Objective 1 – Decide whether each statement agrees with the forum thread about adult shops in Dubai: (a) the first poster's wife does not want to carry such items through customs; (b) the reply says customs officers do not look in bags; (c) the reply says an officially opened adult shop exists in Dubai. For each, answer yes or no and quote the deciding words from the thread.
Objective 2 – Continue the forum thread about adult shops in Dubai with the next post, picking up after its last reply.

Passage shown –
————
# Mmm Delicate Question



## expatwanna be

Does anyone know if there is any such thing in Dubai as an "Adult Shop"? I'm not saying sex shop that could be taken the wrong way! Adult Shop sells marital aids, big boys and girls toys? Wifes coming out and does not wish to go through customs with questionable toys in her bag?:clap2:

And before you post I know what some of you are going to say "Customs don't look at squat" well that won't wash with my lady".


----------



## cami

expatwanna be said:


> Does anyone know if there is any such thing in Dubai as an "Adult Shop"? I'm not saying sex shop that could be taken the wrong way! Adult Shop sells marital aids, big boys and girls toys? Wifes coming out and does not wish to go through customs with questionable toys in her bag?:clap2:
> 
> And before you post I know what some of you are going to say "Customs don't look at squat" well that won't wash with my lady".


i'm afraid both you and wifey will have to use your imagination to spice things up as there's no such thing (oficially opened, that is...). and yes, they look in the bags, and the last thing you might need is to read in the express/seven days/the gulfnews, "housewife in jail for bringing toys over for hubby"
————
Data records –
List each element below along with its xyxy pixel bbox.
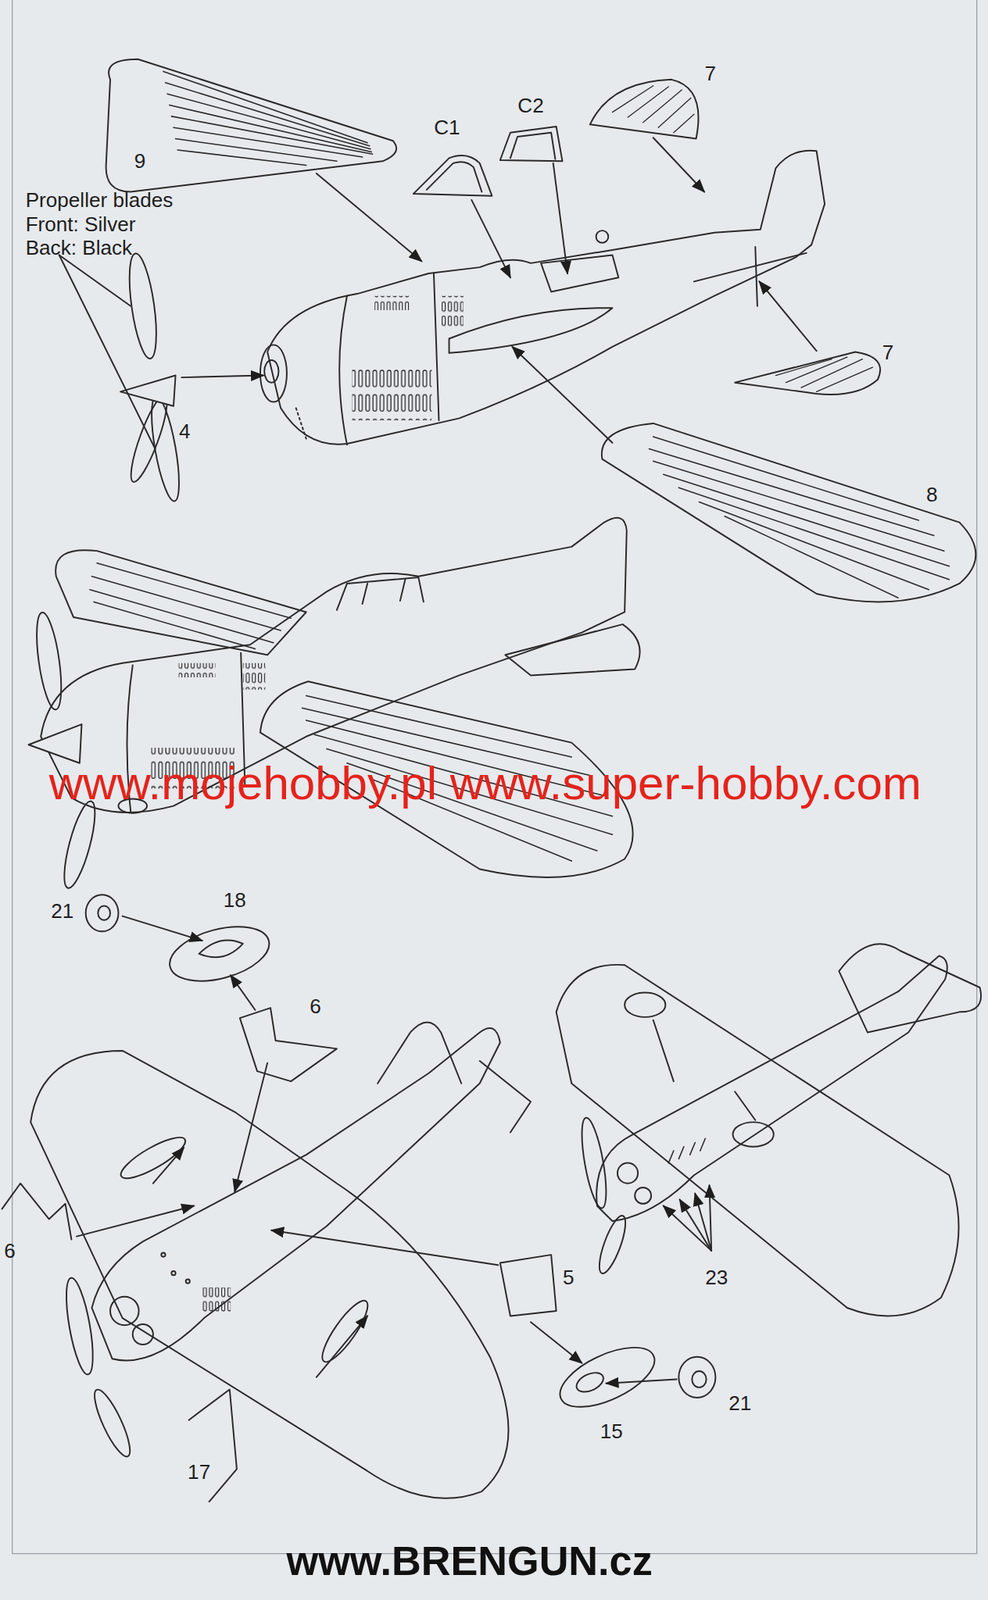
callout-number: 17	[187, 1461, 211, 1485]
callout-number: 15	[600, 1421, 623, 1444]
paint-note: Propeller blades	[25, 189, 174, 212]
callout-number: 8	[926, 483, 938, 507]
callout-number: 4	[178, 420, 191, 444]
callout-number: 21	[728, 1392, 752, 1415]
callout-number: C1	[433, 116, 460, 140]
callout-number: 23	[705, 1266, 728, 1289]
callout-number: 5	[562, 1266, 575, 1289]
paint-note: Back: Black	[25, 236, 133, 260]
callout-number: C2	[517, 93, 544, 117]
callout-number: 9	[134, 150, 147, 173]
paint-note: Front: Silver	[25, 213, 137, 237]
website-footer: www.BRENGUN.cz	[286, 1539, 653, 1584]
callout-number: 21	[50, 900, 74, 924]
callout-number: 6	[3, 1240, 16, 1264]
callout-number: 6	[309, 995, 322, 1018]
callout-number: 18	[223, 888, 247, 912]
callout-number: 7	[882, 340, 895, 364]
callout-number: 7	[705, 62, 717, 86]
watermark: www.mojehobby.pl www.super-hobby.com	[49, 758, 922, 810]
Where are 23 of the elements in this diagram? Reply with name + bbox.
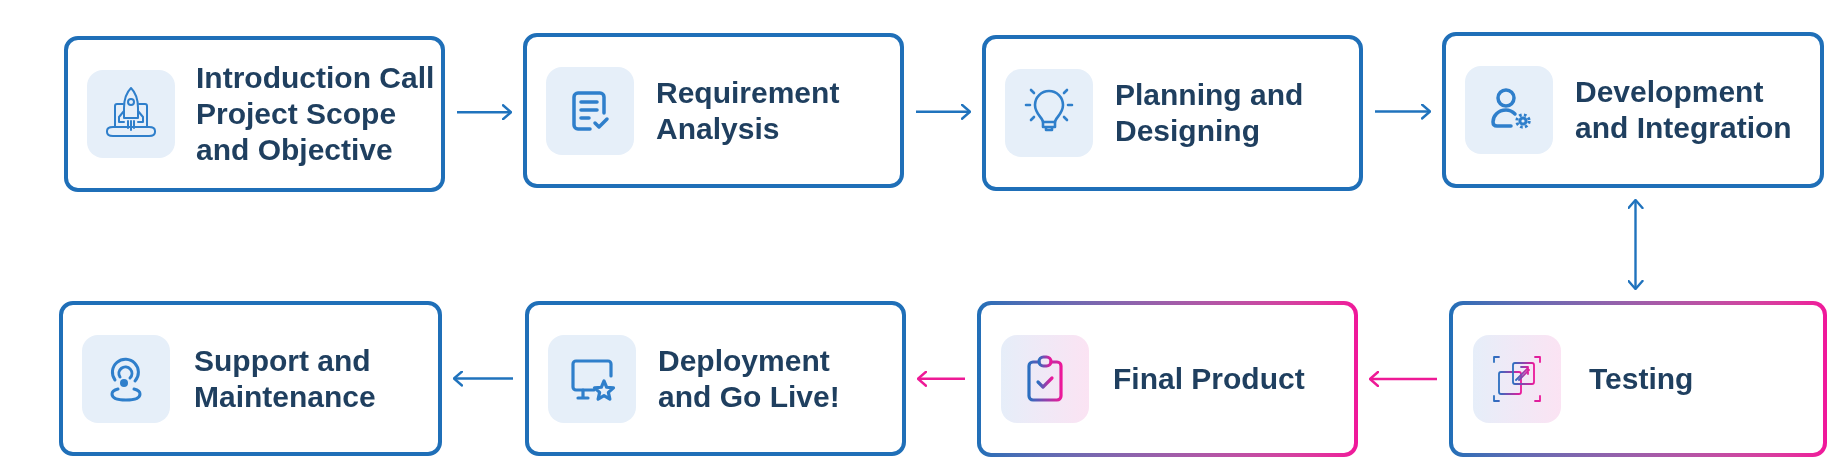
process-box bbox=[1449, 301, 1827, 457]
process-box bbox=[982, 35, 1363, 191]
double-arrow bbox=[1627, 198, 1644, 291]
step-label: Deployment and Go Live! bbox=[658, 342, 841, 415]
step-label: Final Product bbox=[1113, 361, 1305, 397]
step-label: Support and Maintenance bbox=[194, 342, 377, 415]
process-box bbox=[523, 33, 904, 188]
process-box bbox=[59, 301, 442, 456]
process-box bbox=[64, 36, 445, 192]
step-label: Introduction Call Project Scope and Objective bbox=[196, 60, 436, 168]
process-box bbox=[977, 301, 1358, 457]
step-label: Requirement Analysis bbox=[656, 74, 841, 147]
arrow bbox=[457, 104, 513, 121]
step-label: Planning and Designing bbox=[1115, 77, 1305, 149]
process-box bbox=[525, 301, 906, 456]
process-box bbox=[1442, 32, 1824, 188]
arrow bbox=[916, 103, 972, 120]
arrow bbox=[916, 370, 965, 387]
arrow bbox=[1368, 370, 1437, 388]
arrow bbox=[452, 370, 513, 387]
step-label: Testing bbox=[1589, 361, 1694, 397]
step-label: Development and Integration bbox=[1575, 74, 1793, 146]
arrow bbox=[1375, 103, 1432, 120]
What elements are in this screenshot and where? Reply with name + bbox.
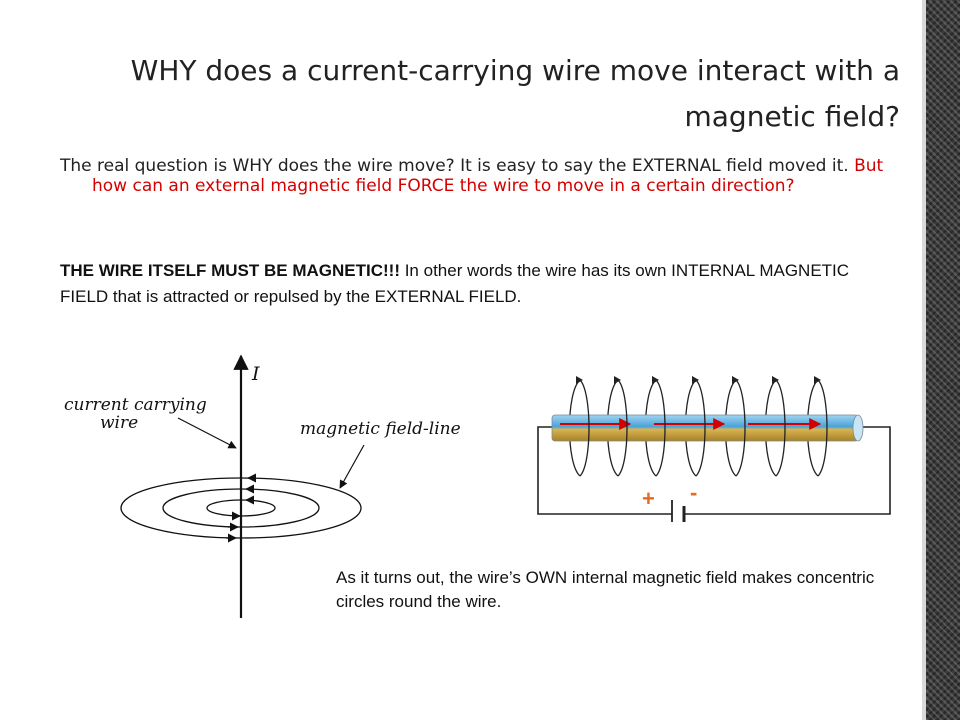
coil-loop-front (817, 379, 828, 477)
field-label-pointer (339, 444, 365, 489)
battery-minus: - (690, 480, 697, 505)
coil-direction-arrow (614, 376, 621, 384)
field-line-label: magnetic field-line (300, 419, 461, 439)
coil-loop-front (617, 379, 628, 477)
coil-loop-front (579, 379, 590, 477)
coil-direction-arrow (772, 376, 779, 384)
rod-end-cap (852, 414, 864, 442)
wire-label-line2: wire (100, 413, 138, 433)
coil-direction-arrow (652, 376, 659, 384)
current-label: I (251, 363, 260, 385)
field-line-inner (206, 499, 276, 517)
coil-direction-arrow (692, 376, 699, 384)
slide-border-edge (922, 0, 926, 720)
wire-label-pointer (177, 417, 237, 449)
circuit-wire-diagram: + - (537, 376, 891, 522)
slide-title: WHY does a current-carrying wire move in… (130, 54, 900, 133)
paragraph-question-highlight: But how can an external magnetic field F… (92, 156, 884, 196)
circuit-loop-right (684, 426, 891, 515)
coil-loop-front (775, 379, 786, 477)
slide-decorative-border (926, 0, 960, 720)
coil-direction-arrow (732, 376, 739, 384)
paragraph-question: The real question is WHY does the wire m… (60, 156, 892, 196)
coil-direction-arrow (814, 376, 821, 384)
field-line-middle (162, 488, 320, 528)
coil-front-group (576, 376, 828, 477)
coil-loop-front (735, 379, 746, 477)
coil-loop-front (695, 379, 706, 477)
paragraph-explanation: THE WIRE ITSELF MUST BE MAGNETIC!!! In o… (60, 258, 890, 310)
wire-field-diagram: I current carrying wire magnetic field-l… (64, 354, 461, 618)
wire-label-line1: current carrying (64, 395, 207, 415)
paragraph-explanation-emphasis: THE WIRE ITSELF MUST BE MAGNETIC!!! (60, 261, 400, 280)
field-line-outer (120, 477, 362, 539)
circuit-loop-left (537, 426, 672, 515)
paragraph-question-text: The real question is WHY does the wire m… (60, 156, 855, 176)
paragraph-explanation-text: In other words the wire has its own INTE… (60, 261, 850, 306)
coil-loop-front (655, 379, 666, 477)
battery-plus: + (642, 486, 655, 511)
caption-text: As it turns out, the wire’s OWN internal… (336, 568, 875, 611)
coil-direction-arrow (576, 376, 583, 384)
————
Output 1 –
(a) Yes: "does not wish to go through customs with questionable toys in her bag"
(b) No: "and yes, they look in the bags"
(c) No: "there's no such thing (oficially opened, that is...)"

Output 2 –
----------



## Jynxgirl

A person I know gave a gag gift at a party a few months ago... ended up with about 30 people wishing to know how she got the gag gift and if she could get them one too  If your lady should figure out how to disguise one, there are a whole lot of woman who would be interested in knowing her trick it seems.


----------



## loca

And one of my fav past times was to stroll around the many many many many "Adult Shops" in Beijing  I miss it so much here.... Got some funny pics there too  

And I would love to know her trick also if she gets to "smuggle" one :clap2:


----------



## Confiture

Plenty of fresh vegetables at your local Spinneys....


----------



## Elphaba

It this gets any tackier I'll close the thread...


----------



## Felixtoo2

Just bring whatever you want in hold baggage minus the packaging and batteries and nobody will bat an eyelid.


----------



## BedouGirl

My friend got caught bringing one in. She said it was the most mortifying experience. The woman wore gloves and held it up in the air. She had to sign a document saying she would never do this kind of thing again. They took it from her and said she could collect it when she next left the country but she never did !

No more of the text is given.